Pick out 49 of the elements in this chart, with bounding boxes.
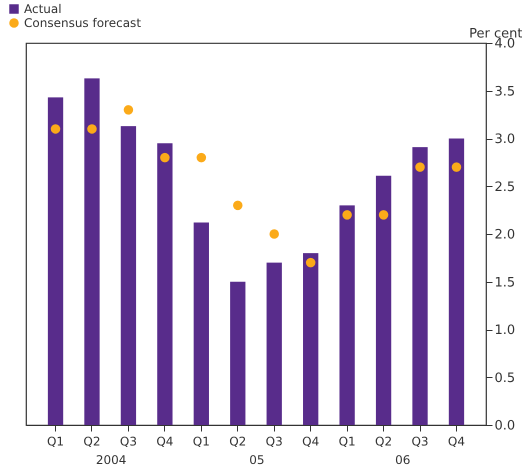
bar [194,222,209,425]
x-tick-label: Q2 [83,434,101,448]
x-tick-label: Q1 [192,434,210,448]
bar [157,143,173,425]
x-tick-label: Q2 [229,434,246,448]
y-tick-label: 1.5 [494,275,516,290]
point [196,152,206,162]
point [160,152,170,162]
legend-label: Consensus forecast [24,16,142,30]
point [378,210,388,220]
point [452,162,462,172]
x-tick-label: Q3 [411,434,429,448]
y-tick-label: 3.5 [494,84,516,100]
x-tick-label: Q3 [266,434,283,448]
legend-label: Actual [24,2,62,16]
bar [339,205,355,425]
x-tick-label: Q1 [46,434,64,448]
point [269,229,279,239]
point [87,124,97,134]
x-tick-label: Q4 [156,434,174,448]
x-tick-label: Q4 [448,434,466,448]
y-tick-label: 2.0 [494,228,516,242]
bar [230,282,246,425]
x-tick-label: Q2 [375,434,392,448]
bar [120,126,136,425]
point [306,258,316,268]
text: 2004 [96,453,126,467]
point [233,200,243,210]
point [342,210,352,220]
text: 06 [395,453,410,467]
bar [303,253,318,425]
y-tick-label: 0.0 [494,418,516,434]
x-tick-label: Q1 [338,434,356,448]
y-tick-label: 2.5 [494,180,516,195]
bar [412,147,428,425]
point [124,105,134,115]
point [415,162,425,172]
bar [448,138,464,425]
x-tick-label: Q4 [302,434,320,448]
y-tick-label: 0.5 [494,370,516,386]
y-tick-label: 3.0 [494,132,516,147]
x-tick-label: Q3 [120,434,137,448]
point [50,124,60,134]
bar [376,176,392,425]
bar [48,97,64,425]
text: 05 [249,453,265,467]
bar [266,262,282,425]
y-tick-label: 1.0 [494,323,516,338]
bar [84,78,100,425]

--

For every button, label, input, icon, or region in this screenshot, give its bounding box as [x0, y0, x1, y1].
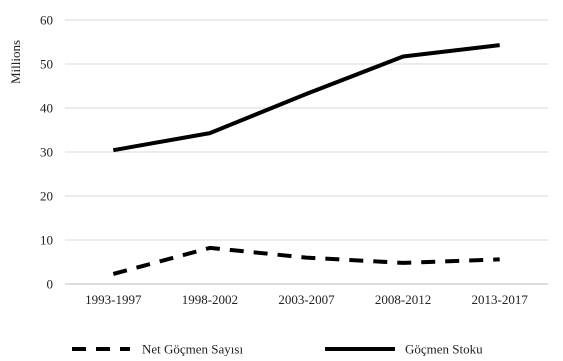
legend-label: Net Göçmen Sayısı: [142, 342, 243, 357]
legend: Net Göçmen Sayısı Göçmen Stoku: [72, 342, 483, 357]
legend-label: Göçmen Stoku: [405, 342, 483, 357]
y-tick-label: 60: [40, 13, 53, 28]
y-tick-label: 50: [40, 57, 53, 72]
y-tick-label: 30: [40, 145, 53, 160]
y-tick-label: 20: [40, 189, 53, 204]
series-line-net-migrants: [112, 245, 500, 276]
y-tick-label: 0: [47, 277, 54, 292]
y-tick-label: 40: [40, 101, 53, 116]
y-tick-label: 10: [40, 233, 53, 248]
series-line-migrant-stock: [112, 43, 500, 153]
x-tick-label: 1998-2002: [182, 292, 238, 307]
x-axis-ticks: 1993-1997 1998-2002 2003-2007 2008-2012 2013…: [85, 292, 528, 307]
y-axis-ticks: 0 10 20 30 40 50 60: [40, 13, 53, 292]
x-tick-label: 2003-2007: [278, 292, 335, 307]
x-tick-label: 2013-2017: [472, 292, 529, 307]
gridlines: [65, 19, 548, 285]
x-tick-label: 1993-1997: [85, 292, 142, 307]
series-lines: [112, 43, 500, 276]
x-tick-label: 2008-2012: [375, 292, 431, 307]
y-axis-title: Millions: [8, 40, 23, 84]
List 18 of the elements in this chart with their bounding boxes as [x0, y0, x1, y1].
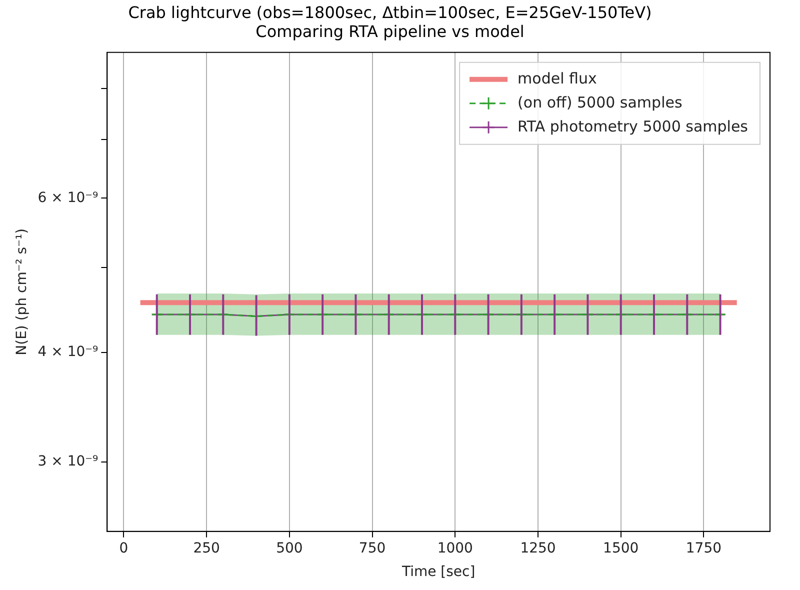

---

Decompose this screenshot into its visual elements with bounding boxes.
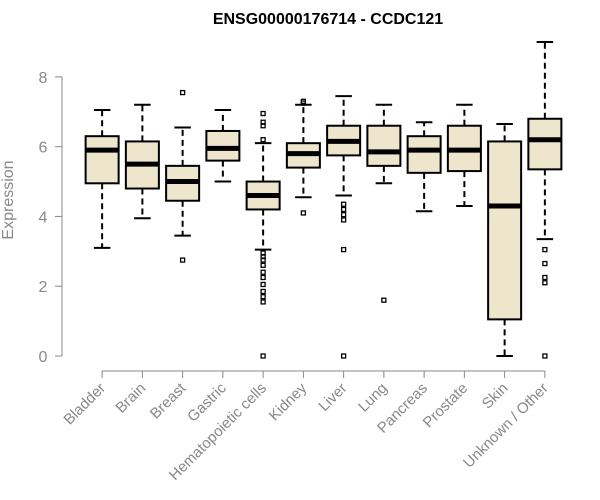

## EXERCISE DETAILS:
Filter the material above down to the lines that contain the string "chart". Matches must have the same capitalization.

## RESPONSE TO THIS TASK:
Pick out 49 of the elements in this chart, with bounding boxes.
List 18 of the elements in this chart with their bounding boxes as [x0, y0, x1, y1].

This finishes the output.